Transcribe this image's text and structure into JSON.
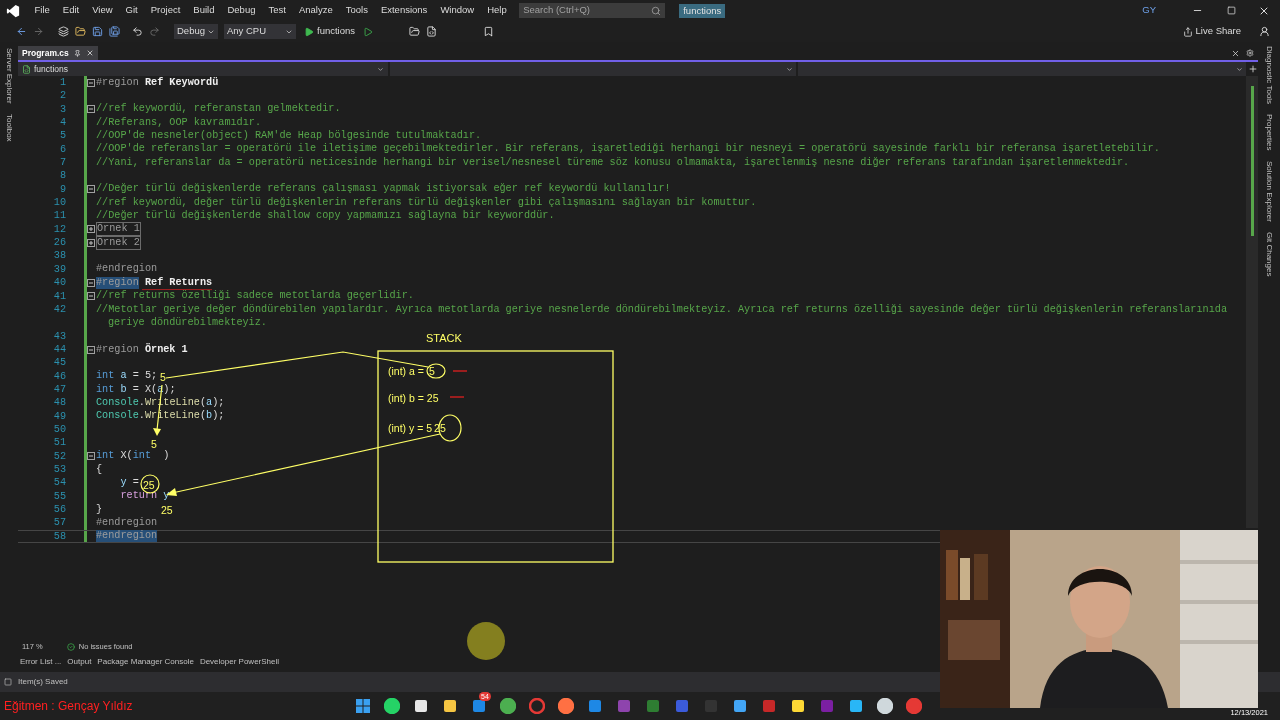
{
  "menu": [
    "File",
    "Edit",
    "View",
    "Git",
    "Project",
    "Build",
    "Debug",
    "Test",
    "Analyze",
    "Tools",
    "Extensions",
    "Window",
    "Help"
  ],
  "search": {
    "placeholder": "Search (Ctrl+Q)"
  },
  "solution_badge": "functions",
  "account": "GY",
  "toolbar": {
    "configuration": "Debug",
    "platform": "Any CPU",
    "start": "functions",
    "live_share": "Live Share"
  },
  "left_tool_tabs": [
    "Server Explorer",
    "Toolbox"
  ],
  "right_tool_tabs": [
    "Diagnostic Tools",
    "Properties",
    "Solution Explorer",
    "Git Changes"
  ],
  "document_tabs": [
    {
      "label": "Program.cs",
      "selected": true
    }
  ],
  "navigation": {
    "project": "functions"
  },
  "code_lines": [
    {
      "number": "1",
      "fold": {
        "expanded": true
      },
      "selected": false,
      "segments": [
        {
          "kind": "directive",
          "text": "#region"
        },
        {
          "kind": "region-name",
          "text": " Ref Keywordü"
        }
      ]
    },
    {
      "number": "2"
    },
    {
      "number": "3",
      "fold": {
        "expanded": true
      },
      "selected": false,
      "segments": [
        {
          "kind": "comment",
          "text": "//ref keywordü, referanstan gelmektedir."
        }
      ]
    },
    {
      "number": "4",
      "selected": false,
      "segments": [
        {
          "kind": "comment",
          "text": "//Referans, OOP kavramıdır."
        }
      ]
    },
    {
      "number": "5",
      "selected": false,
      "segments": [
        {
          "kind": "comment",
          "text": "//OOP'de nesneler(object) RAM'de Heap bölgesinde tutulmaktadır."
        }
      ]
    },
    {
      "number": "6",
      "selected": false,
      "segments": [
        {
          "kind": "comment",
          "text": "//OOP'de referanslar = operatörü ile iletişime geçebilmektedirler. Bir referans, işaretlediği herhangi bir nesneyi = operatörü sayesinde farklı bir referansa işaretletebilir."
        }
      ]
    },
    {
      "number": "7",
      "selected": false,
      "segments": [
        {
          "kind": "comment",
          "text": "//Yani, referanslar da = operatörü neticesinde herhangi bir verisel/nesnesel türeme söz konusu olmamakta, işaretlenmiş nesne diğer referans tarafından işaretlenmektedir."
        }
      ]
    },
    {
      "number": "8"
    },
    {
      "number": "9",
      "fold": {
        "expanded": true
      },
      "selected": false,
      "segments": [
        {
          "kind": "comment",
          "text": "//Değer türlü değişkenlerde referans çalışması yapmak istiyorsak eğer ref keywordü kullanılır!"
        }
      ]
    },
    {
      "number": "10",
      "selected": false,
      "segments": [
        {
          "kind": "comment",
          "text": "//ref keywordü, değer türlü değişkenlerin referans türlü değişkenler gibi çalışmasını sağlayan bir komuttur."
        }
      ]
    },
    {
      "number": "11",
      "selected": false,
      "segments": [
        {
          "kind": "comment",
          "text": "//Değer türlü değişkenlerde shallow copy yapmamızı sağlayna bir keyworddür."
        }
      ]
    },
    {
      "number": "12",
      "fold": {
        "expanded": false
      },
      "selected": false,
      "segments": [
        {
          "kind": "collapsed",
          "text": "Örnek 1"
        }
      ]
    },
    {
      "number": "26",
      "fold": {
        "expanded": false
      },
      "selected": false,
      "segments": [
        {
          "kind": "collapsed",
          "text": "Örnek 2"
        }
      ]
    },
    {
      "number": "38"
    },
    {
      "number": "39",
      "selected": false,
      "segments": [
        {
          "kind": "directive",
          "text": "#endregion"
        }
      ]
    },
    {
      "number": "40",
      "fold": {
        "expanded": true
      },
      "selected": true,
      "segments": [
        {
          "kind": "directive",
          "text": "#region"
        },
        {
          "kind": "region-name",
          "text": " Ref Returns"
        }
      ]
    },
    {
      "number": "41",
      "fold": {
        "expanded": true
      },
      "selected": false,
      "segments": [
        {
          "kind": "comment",
          "text": "//ref returns özelliği sadece metotlarda geçerlidir."
        }
      ]
    },
    {
      "number": "42",
      "selected": false,
      "segments": [
        {
          "kind": "comment",
          "text": "//Metotlar geriye değer döndürebilen yapılardır. Ayrıca metotlarda geriye nesnelerde döndürebilmekteyiz. Ayrıca ref returns özelliği sayesinde değer türlü değişkenlerin referanslarınıda"
        }
      ],
      "wrap": "geriye döndürebilmekteyiz."
    },
    {
      "number": "43"
    },
    {
      "number": "44",
      "fold": {
        "expanded": true
      },
      "selected": false,
      "segments": [
        {
          "kind": "directive",
          "text": "#region"
        },
        {
          "kind": "region-name",
          "text": " Örnek 1"
        }
      ]
    },
    {
      "number": "45"
    },
    {
      "number": "46",
      "selected": false,
      "segments": [
        {
          "kind": "keyword",
          "text": "int"
        },
        {
          "kind": "variable",
          "text": " a"
        },
        {
          "kind": "plain",
          "text": " = 5;"
        }
      ]
    },
    {
      "number": "47",
      "selected": false,
      "segments": [
        {
          "kind": "keyword",
          "text": "int"
        },
        {
          "kind": "variable",
          "text": " b"
        },
        {
          "kind": "plain",
          "text": " = X("
        },
        {
          "kind": "variable",
          "text": "a"
        },
        {
          "kind": "plain",
          "text": ");"
        }
      ]
    },
    {
      "number": "48",
      "selected": false,
      "segments": [
        {
          "kind": "type",
          "text": "Console"
        },
        {
          "kind": "plain",
          "text": "."
        },
        {
          "kind": "method",
          "text": "WriteLine"
        },
        {
          "kind": "plain",
          "text": "("
        },
        {
          "kind": "variable",
          "text": "a"
        },
        {
          "kind": "plain",
          "text": ");"
        }
      ]
    },
    {
      "number": "49",
      "selected": false,
      "segments": [
        {
          "kind": "type",
          "text": "Console"
        },
        {
          "kind": "plain",
          "text": "."
        },
        {
          "kind": "method",
          "text": "WriteLine"
        },
        {
          "kind": "plain",
          "text": "("
        },
        {
          "kind": "variable",
          "text": "b"
        },
        {
          "kind": "plain",
          "text": ");"
        }
      ]
    },
    {
      "number": "50"
    },
    {
      "number": "51"
    },
    {
      "number": "52",
      "fold": {
        "expanded": true
      },
      "selected": false,
      "segments": [
        {
          "kind": "keyword",
          "text": "int"
        },
        {
          "kind": "plain",
          "text": " X("
        },
        {
          "kind": "keyword",
          "text": "int"
        },
        {
          "kind": "plain",
          "text": "  )"
        }
      ]
    },
    {
      "number": "53",
      "selected": false,
      "segments": [
        {
          "kind": "plain",
          "text": "{"
        }
      ]
    },
    {
      "number": "54",
      "selected": false,
      "segments": [
        {
          "kind": "variable",
          "text": "    y"
        },
        {
          "kind": "plain",
          "text": " ="
        }
      ]
    },
    {
      "number": "55",
      "selected": false,
      "segments": [
        {
          "kind": "control",
          "text": "    return"
        },
        {
          "kind": "variable",
          "text": " y"
        }
      ]
    },
    {
      "number": "56",
      "selected": false,
      "segments": [
        {
          "kind": "plain",
          "text": "}"
        }
      ]
    },
    {
      "number": "57",
      "selected": false,
      "segments": [
        {
          "kind": "directive",
          "text": "#endregion"
        }
      ]
    },
    {
      "number": "58",
      "selected": true,
      "segments": [
        {
          "kind": "directive",
          "text": "#endregion"
        }
      ]
    }
  ],
  "annotations": {
    "title": "STACK",
    "stack_entries": [
      {
        "label": "(int) a =",
        "value": "5"
      },
      {
        "label": "(int) b = 25"
      },
      {
        "label": "(int) y = 5",
        "value": "25"
      }
    ],
    "notes": [
      "5",
      "5",
      "25",
      "25"
    ]
  },
  "editor_status": {
    "zoom": "117 %",
    "issues": "No issues found"
  },
  "tool_window_tabs": [
    "Error List ...",
    "Output",
    "Package Manager Console",
    "Developer PowerShell"
  ],
  "status_bar": {
    "message": "Item(s) Saved"
  },
  "caption": "Eğitmen : Gençay Yıldız",
  "taskbar": {
    "mail_badge": "54",
    "date": "12/13/2021"
  },
  "webcam": {
    "kind": "picture"
  }
}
------------------------------------
▶ TASK TO COMPLETE: Go over the data above and copy every line that has the word "döndürebilmekteyiz" in it.

▶ FINAL ANSWER:
          "text": "//Metotlar geriye değer döndürebilen yapılardır. Ayrıca metotlarda geriye nesnelerde döndürebilmekteyiz. Ayrıca ref returns özelliği sayesinde değer türlü değişkenlerin referanslarınıda"
      "wrap": "geriye döndürebilmekteyiz."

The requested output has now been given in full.